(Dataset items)
****************
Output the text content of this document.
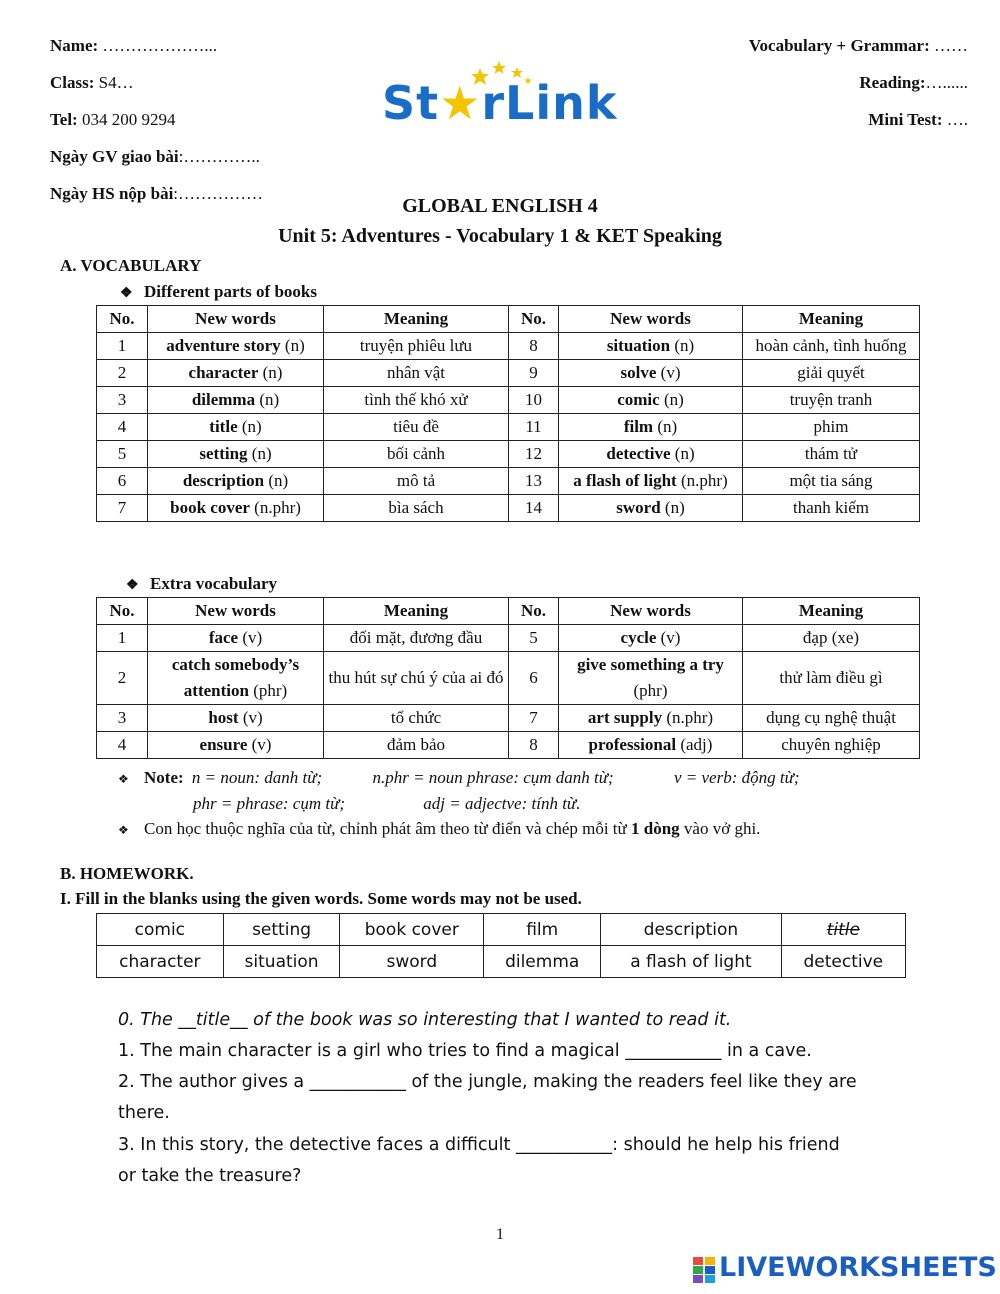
Name: ………………...
Class: S4…
Tel: 034 200 9294
Ngày GV giao bài:…………..
Ngày HS nộp bài:……………
Vocabulary + Grammar: ……
Reading:…......
Mini Test: ….
St★rLink
GLOBAL ENGLISH 4
Unit 5: Adventures - Vocabulary 1 & KET Speaking
A. VOCABULARY
❖ Different parts of books
No.	New words	Meaning	No.	New words	Meaning
1	adventure story (n)	truyện phiêu lưu	8	situation (n)	hoàn cảnh, tình huống
2	character (n)	nhân vật	9	solve (v)	giải quyết
3	dilemma (n)	tình thế khó xử	10	comic (n)	truyện tranh
4	title (n)	tiêu đề	11	film (n)	phim
5	setting (n)	bối cảnh	12	detective (n)	thám tử
6	description (n)	mô tả	13	a flash of light (n.phr)	một tia sáng
7	book cover (n.phr)	bìa sách	14	sword (n)	thanh kiếm
❖ Extra vocabulary
No.	New words	Meaning	No.	New words	Meaning
1	face (v)	đối mặt, đương đầu	5	cycle (v)	đạp (xe)
2	catch somebody’s attention (phr)	thu hút sự chú ý của ai đó	6	give something a try (phr)	thử làm điều gì
3	host (v)	tổ chức	7	art supply (n.phr)	dụng cụ nghệ thuật
4	ensure (v)	đảm bảo	8	professional (adj)	chuyên nghiệp
❖ Note: n = noun: danh từ;	n.phr = noun phrase: cụm danh từ;	v = verb: động từ;
phr = phrase: cụm từ;	adj = adjectve: tính từ.
❖ Con học thuộc nghĩa của từ, chỉnh phát âm theo từ điển và chép mỗi từ 1 dòng vào vở ghi.
B. HOMEWORK.
I. Fill in the blanks using the given words. Some words may not be used.
comic	setting	book cover	film	description	title
character	situation	sword	dilemma	a flash of light	detective
0. The __title__ of the book was so interesting that I wanted to read it.
1. The main character is a girl who tries to find a magical ___________ in a cave.
2. The author gives a ___________ of the jungle, making the readers feel like they are
there.
3. In this story, the detective faces a difficult ___________: should he help his friend
or take the treasure?
1
LIVEWORKSHEETS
****************
Keep the pictures out of your copy, and repeat every entry above exactly.

Solution for this task |
Output the text content of this document.
Name: ………………...
Class: S4…
Tel: 034 200 9294
Ngày GV giao bài:…………..
Ngày HS nộp bài:……………
Vocabulary + Grammar: ……
Reading:…......
Mini Test: ….
St★rLink
GLOBAL ENGLISH 4
Unit 5: Adventures - Vocabulary 1 & KET Speaking
A. VOCABULARY
❖ Different parts of books
No.	New words	Meaning	No.	New words	Meaning
1	adventure story (n)	truyện phiêu lưu	8	situation (n)	hoàn cảnh, tình huống
2	character (n)	nhân vật	9	solve (v)	giải quyết
3	dilemma (n)	tình thế khó xử	10	comic (n)	truyện tranh
4	title (n)	tiêu đề	11	film (n)	phim
5	setting (n)	bối cảnh	12	detective (n)	thám tử
6	description (n)	mô tả	13	a flash of light (n.phr)	một tia sáng
7	book cover (n.phr)	bìa sách	14	sword (n)	thanh kiếm
❖ Extra vocabulary
No.	New words	Meaning	No.	New words	Meaning
1	face (v)	đối mặt, đương đầu	5	cycle (v)	đạp (xe)
2	catch somebody’s attention (phr)	thu hút sự chú ý của ai đó	6	give something a try (phr)	thử làm điều gì
3	host (v)	tổ chức	7	art supply (n.phr)	dụng cụ nghệ thuật
4	ensure (v)	đảm bảo	8	professional (adj)	chuyên nghiệp
❖ Note: n = noun: danh từ;	n.phr = noun phrase: cụm danh từ;	v = verb: động từ;
phr = phrase: cụm từ;	adj = adjectve: tính từ.
❖ Con học thuộc nghĩa của từ, chỉnh phát âm theo từ điển và chép mỗi từ 1 dòng vào vở ghi.
B. HOMEWORK.
I. Fill in the blanks using the given words. Some words may not be used.
comic	setting	book cover	film	description	title
character	situation	sword	dilemma	a flash of light	detective
0. The __title__ of the book was so interesting that I wanted to read it.
1. The main character is a girl who tries to find a magical ___________ in a cave.
2. The author gives a ___________ of the jungle, making the readers feel like they are
there.
3. In this story, the detective faces a difficult ___________: should he help his friend
or take the treasure?
1
LIVEWORKSHEETS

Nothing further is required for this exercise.